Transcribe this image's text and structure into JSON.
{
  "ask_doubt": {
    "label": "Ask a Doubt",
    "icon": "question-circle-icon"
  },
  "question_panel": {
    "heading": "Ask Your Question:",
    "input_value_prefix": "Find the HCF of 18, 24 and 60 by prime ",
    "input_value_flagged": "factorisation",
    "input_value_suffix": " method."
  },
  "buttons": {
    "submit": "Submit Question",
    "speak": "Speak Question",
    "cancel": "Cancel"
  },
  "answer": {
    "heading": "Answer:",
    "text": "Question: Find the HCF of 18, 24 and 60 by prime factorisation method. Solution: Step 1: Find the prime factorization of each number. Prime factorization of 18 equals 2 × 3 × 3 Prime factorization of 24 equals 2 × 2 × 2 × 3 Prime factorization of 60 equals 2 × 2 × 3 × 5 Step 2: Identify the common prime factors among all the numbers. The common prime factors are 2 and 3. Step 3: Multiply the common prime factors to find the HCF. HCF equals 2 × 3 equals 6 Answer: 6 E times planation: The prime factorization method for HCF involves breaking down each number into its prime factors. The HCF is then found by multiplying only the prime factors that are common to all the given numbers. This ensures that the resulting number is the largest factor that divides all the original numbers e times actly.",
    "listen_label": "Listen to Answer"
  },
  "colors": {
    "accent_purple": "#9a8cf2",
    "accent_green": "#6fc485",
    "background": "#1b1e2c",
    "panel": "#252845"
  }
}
++++++++++
All of the records must be retyped exactly as they are.

§ **WRITTEN ANSWER**
Transcribe this image's text and structure into JSON.
{
  "ask_doubt": {
    "label": "Ask a Doubt",
    "icon": "question-circle-icon"
  },
  "question_panel": {
    "heading": "Ask Your Question:",
    "input_value_prefix": "Find the HCF of 18, 24 and 60 by prime ",
    "input_value_flagged": "factorisation",
    "input_value_suffix": " method."
  },
  "buttons": {
    "submit": "Submit Question",
    "speak": "Speak Question",
    "cancel": "Cancel"
  },
  "answer": {
    "heading": "Answer:",
    "text": "Question: Find the HCF of 18, 24 and 60 by prime factorisation method. Solution: Step 1: Find the prime factorization of each number. Prime factorization of 18 equals 2 × 3 × 3 Prime factorization of 24 equals 2 × 2 × 2 × 3 Prime factorization of 60 equals 2 × 2 × 3 × 5 Step 2: Identify the common prime factors among all the numbers. The common prime factors are 2 and 3. Step 3: Multiply the common prime factors to find the HCF. HCF equals 2 × 3 equals 6 Answer: 6 E times planation: The prime factorization method for HCF involves breaking down each number into its prime factors. The HCF is then found by multiplying only the prime factors that are common to all the given numbers. This ensures that the resulting number is the largest factor that divides all the original numbers e times actly.",
    "listen_label": "Listen to Answer"
  },
  "colors": {
    "accent_purple": "#9a8cf2",
    "accent_green": "#6fc485",
    "background": "#1b1e2c",
    "panel": "#252845"
  }
}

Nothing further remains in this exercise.